• **STATED EXERCISE**: Copy each line below that includes "månad".

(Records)
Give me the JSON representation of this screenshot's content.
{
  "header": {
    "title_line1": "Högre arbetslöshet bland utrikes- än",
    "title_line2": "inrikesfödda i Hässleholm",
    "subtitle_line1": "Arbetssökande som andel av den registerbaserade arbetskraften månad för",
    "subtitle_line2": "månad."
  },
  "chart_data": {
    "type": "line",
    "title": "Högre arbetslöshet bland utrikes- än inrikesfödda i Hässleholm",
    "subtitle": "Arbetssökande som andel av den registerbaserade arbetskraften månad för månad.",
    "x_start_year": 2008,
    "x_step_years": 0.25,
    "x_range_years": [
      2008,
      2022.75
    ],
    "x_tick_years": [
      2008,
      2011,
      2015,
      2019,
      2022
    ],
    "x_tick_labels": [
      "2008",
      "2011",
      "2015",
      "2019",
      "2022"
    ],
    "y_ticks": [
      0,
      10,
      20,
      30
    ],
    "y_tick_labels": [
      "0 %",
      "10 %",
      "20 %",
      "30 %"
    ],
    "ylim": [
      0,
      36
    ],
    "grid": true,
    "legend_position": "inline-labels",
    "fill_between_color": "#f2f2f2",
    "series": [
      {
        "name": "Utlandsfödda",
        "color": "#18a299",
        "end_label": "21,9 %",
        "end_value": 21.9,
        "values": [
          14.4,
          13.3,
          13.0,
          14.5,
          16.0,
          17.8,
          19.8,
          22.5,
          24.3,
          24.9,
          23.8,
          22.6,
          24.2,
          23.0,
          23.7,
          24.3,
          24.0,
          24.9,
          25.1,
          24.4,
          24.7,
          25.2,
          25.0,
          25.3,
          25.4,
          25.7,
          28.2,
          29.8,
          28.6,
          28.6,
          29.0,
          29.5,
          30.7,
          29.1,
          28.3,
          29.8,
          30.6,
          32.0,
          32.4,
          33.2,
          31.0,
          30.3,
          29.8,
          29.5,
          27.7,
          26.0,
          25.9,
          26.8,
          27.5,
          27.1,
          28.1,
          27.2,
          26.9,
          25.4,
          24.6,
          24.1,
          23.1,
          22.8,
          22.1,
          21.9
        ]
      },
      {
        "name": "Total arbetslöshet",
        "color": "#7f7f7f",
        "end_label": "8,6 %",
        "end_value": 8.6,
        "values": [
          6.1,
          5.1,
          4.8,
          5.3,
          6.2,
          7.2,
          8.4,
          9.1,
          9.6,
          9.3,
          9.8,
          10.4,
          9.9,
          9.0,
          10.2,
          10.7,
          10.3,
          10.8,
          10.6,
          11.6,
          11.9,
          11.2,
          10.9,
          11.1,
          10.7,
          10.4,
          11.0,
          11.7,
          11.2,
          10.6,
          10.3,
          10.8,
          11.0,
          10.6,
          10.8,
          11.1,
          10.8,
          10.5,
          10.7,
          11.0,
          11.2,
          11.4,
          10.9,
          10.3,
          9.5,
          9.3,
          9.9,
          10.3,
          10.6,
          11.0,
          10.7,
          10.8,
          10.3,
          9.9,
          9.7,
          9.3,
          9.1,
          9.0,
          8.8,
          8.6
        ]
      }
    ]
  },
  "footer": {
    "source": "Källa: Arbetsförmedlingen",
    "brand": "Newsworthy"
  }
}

• **EXPECTED OUTPUT**:
    "subtitle_line1": "Arbetssökande som andel av den registerbaserade arbetskraften månad för",
    "subtitle_line2": "månad."
    "subtitle": "Arbetssökande som andel av den registerbaserade arbetskraften månad för månad.",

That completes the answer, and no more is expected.